⟨

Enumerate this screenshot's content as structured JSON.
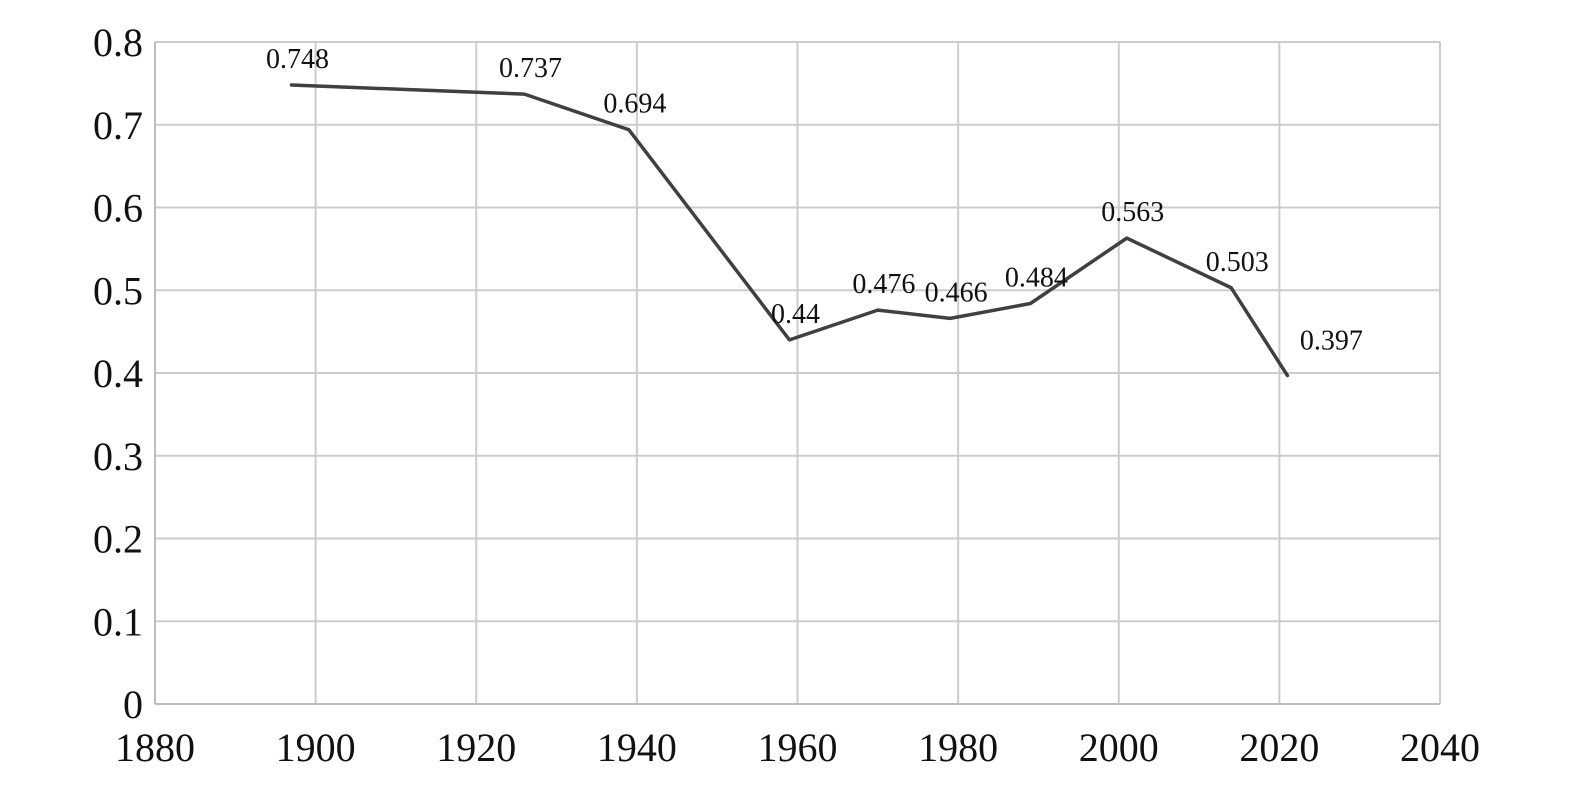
{
  "chart_data": {
    "type": "line",
    "title": "",
    "xlabel": "",
    "ylabel": "",
    "xlim": [
      1880,
      2040
    ],
    "ylim": [
      0,
      0.8
    ],
    "x_ticks": [
      1880,
      1900,
      1920,
      1940,
      1960,
      1980,
      2000,
      2020,
      2040
    ],
    "y_ticks": [
      0,
      0.1,
      0.2,
      0.3,
      0.4,
      0.5,
      0.6,
      0.7,
      0.8
    ],
    "x_tick_labels": [
      "1880",
      "1900",
      "1920",
      "1940",
      "1960",
      "1980",
      "2000",
      "2020",
      "2040"
    ],
    "y_tick_labels": [
      "0",
      "0.1",
      "0.2",
      "0.3",
      "0.4",
      "0.5",
      "0.6",
      "0.7",
      "0.8"
    ],
    "grid": true,
    "legend": "none",
    "line_color": "#404040",
    "grid_color": "#cccccc",
    "series": [
      {
        "x": [
          1897,
          1926,
          1939,
          1959,
          1970,
          1979,
          1989,
          2001,
          2014,
          2021
        ],
        "values": [
          0.748,
          0.737,
          0.694,
          0.44,
          0.476,
          0.466,
          0.484,
          0.563,
          0.503,
          0.397
        ],
        "labels": [
          "0.748",
          "0.737",
          "0.694",
          "0.44",
          "0.476",
          "0.466",
          "0.484",
          "0.563",
          "0.503",
          "0.397"
        ]
      }
    ]
  }
}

⟩

• **Request**
Your task is an exact transcription of all the data, minus the pictures.

• **The result**
Enumerate this screenshot's content as structured JSON.
{
  "chart_data": {
    "type": "line",
    "title": "",
    "xlabel": "",
    "ylabel": "",
    "xlim": [
      1880,
      2040
    ],
    "ylim": [
      0,
      0.8
    ],
    "x_ticks": [
      1880,
      1900,
      1920,
      1940,
      1960,
      1980,
      2000,
      2020,
      2040
    ],
    "y_ticks": [
      0,
      0.1,
      0.2,
      0.3,
      0.4,
      0.5,
      0.6,
      0.7,
      0.8
    ],
    "x_tick_labels": [
      "1880",
      "1900",
      "1920",
      "1940",
      "1960",
      "1980",
      "2000",
      "2020",
      "2040"
    ],
    "y_tick_labels": [
      "0",
      "0.1",
      "0.2",
      "0.3",
      "0.4",
      "0.5",
      "0.6",
      "0.7",
      "0.8"
    ],
    "grid": true,
    "legend": "none",
    "line_color": "#404040",
    "grid_color": "#cccccc",
    "series": [
      {
        "x": [
          1897,
          1926,
          1939,
          1959,
          1970,
          1979,
          1989,
          2001,
          2014,
          2021
        ],
        "values": [
          0.748,
          0.737,
          0.694,
          0.44,
          0.476,
          0.466,
          0.484,
          0.563,
          0.503,
          0.397
        ],
        "labels": [
          "0.748",
          "0.737",
          "0.694",
          "0.44",
          "0.476",
          "0.466",
          "0.484",
          "0.563",
          "0.503",
          "0.397"
        ]
      }
    ]
  }
}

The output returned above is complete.